ITEMS:
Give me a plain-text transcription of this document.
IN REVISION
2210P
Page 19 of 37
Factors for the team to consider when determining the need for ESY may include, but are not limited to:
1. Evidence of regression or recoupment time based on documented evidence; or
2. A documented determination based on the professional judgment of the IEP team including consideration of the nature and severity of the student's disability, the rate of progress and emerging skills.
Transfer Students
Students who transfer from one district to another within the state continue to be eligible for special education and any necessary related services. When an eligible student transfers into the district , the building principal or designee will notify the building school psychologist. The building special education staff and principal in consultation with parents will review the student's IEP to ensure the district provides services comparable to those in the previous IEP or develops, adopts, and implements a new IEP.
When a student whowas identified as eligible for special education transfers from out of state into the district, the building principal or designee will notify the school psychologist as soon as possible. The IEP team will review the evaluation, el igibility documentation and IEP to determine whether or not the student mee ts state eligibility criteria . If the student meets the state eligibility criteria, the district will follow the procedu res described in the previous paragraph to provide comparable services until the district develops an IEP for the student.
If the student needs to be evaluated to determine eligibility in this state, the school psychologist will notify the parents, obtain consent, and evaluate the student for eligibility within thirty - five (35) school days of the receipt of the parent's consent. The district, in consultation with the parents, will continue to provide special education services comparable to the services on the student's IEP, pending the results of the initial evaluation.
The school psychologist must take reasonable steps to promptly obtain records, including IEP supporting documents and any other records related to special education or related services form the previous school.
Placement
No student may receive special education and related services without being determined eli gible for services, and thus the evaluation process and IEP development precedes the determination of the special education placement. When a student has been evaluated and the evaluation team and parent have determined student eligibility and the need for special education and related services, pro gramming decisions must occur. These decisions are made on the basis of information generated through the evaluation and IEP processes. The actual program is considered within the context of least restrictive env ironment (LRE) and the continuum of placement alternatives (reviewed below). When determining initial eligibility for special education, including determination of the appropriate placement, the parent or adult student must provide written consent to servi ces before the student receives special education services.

PROBLEM DESCRIPTION: Find the lines above holding the word "building" and show them.

RESULT FOR THIS EXERCISE:
Students who transfer from one district to another within the state continue to be eligible for special education and any necessary related services. When an eligible student transfers into the district , the building principal or designee will notify the building school psychologist. The building special education staff and principal in consultation with parents will review the student's IEP to ensure the district provides services comparable to those in the previous IEP or develops, adopts, and implements a new IEP.
When a student whowas identified as eligible for special education transfers from out of state into the district, the building principal or designee will notify the school psychologist as soon as possible. The IEP team will review the evaluation, el igibility documentation and IEP to determine whether or not the student mee ts state eligibility criteria . If the student meets the state eligibility criteria, the district will follow the procedu res described in the previous paragraph to provide comparable services until the district develops an IEP for the student.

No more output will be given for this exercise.